**BRIEF:** Only the number is wanted: how many lines contain "that"?

>> START

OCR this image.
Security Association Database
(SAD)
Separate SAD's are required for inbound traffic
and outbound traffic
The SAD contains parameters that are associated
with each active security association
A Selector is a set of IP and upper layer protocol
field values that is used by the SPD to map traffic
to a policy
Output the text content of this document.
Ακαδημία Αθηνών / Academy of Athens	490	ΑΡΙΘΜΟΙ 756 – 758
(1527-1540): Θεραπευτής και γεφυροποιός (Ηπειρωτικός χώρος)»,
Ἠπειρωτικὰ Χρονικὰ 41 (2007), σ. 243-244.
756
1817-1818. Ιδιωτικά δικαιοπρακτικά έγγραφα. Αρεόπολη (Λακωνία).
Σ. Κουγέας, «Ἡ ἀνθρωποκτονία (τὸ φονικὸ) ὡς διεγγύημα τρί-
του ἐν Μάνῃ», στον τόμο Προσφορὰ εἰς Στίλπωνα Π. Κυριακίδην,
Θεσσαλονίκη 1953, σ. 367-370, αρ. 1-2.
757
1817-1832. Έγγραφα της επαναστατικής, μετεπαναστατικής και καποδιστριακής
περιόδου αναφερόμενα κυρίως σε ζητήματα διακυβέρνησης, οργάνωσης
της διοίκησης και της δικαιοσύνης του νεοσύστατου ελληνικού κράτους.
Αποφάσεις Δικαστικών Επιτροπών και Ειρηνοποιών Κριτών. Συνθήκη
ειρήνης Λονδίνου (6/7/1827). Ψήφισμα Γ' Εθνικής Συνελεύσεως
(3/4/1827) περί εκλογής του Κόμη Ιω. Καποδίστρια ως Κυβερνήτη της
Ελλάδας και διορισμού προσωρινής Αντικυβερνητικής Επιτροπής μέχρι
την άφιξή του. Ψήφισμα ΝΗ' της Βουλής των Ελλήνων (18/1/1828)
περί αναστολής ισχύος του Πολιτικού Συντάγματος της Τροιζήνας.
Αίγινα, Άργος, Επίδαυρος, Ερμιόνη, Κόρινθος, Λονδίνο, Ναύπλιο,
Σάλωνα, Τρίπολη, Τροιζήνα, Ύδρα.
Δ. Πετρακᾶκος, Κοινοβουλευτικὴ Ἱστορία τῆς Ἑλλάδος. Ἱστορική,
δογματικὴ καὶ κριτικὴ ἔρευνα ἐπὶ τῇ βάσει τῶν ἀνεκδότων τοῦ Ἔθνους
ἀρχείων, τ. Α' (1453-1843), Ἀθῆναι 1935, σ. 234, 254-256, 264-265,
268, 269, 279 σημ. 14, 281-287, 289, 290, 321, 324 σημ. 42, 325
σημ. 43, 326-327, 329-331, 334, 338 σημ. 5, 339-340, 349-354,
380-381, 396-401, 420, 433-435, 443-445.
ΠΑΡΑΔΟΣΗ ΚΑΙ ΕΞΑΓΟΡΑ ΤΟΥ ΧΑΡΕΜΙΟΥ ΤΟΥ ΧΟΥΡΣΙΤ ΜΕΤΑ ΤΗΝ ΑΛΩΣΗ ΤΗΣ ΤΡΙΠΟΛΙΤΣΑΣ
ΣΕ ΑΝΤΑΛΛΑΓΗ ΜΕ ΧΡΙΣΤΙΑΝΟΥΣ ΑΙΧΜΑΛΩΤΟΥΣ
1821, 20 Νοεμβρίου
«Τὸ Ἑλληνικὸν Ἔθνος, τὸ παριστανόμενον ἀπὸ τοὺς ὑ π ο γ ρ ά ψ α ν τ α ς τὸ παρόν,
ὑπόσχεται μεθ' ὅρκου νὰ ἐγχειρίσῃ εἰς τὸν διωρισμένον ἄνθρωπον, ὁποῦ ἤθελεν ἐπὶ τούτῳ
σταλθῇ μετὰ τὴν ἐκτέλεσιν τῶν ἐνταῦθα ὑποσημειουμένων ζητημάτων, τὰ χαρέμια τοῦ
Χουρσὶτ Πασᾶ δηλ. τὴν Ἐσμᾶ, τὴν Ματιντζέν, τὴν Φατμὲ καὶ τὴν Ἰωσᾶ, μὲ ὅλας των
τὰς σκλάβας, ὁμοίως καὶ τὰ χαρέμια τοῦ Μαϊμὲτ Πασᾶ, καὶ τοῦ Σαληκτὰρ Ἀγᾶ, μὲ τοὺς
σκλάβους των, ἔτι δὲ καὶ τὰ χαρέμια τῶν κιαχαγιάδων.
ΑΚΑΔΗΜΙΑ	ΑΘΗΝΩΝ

>> END

**COMPLETE ANSWER:** 2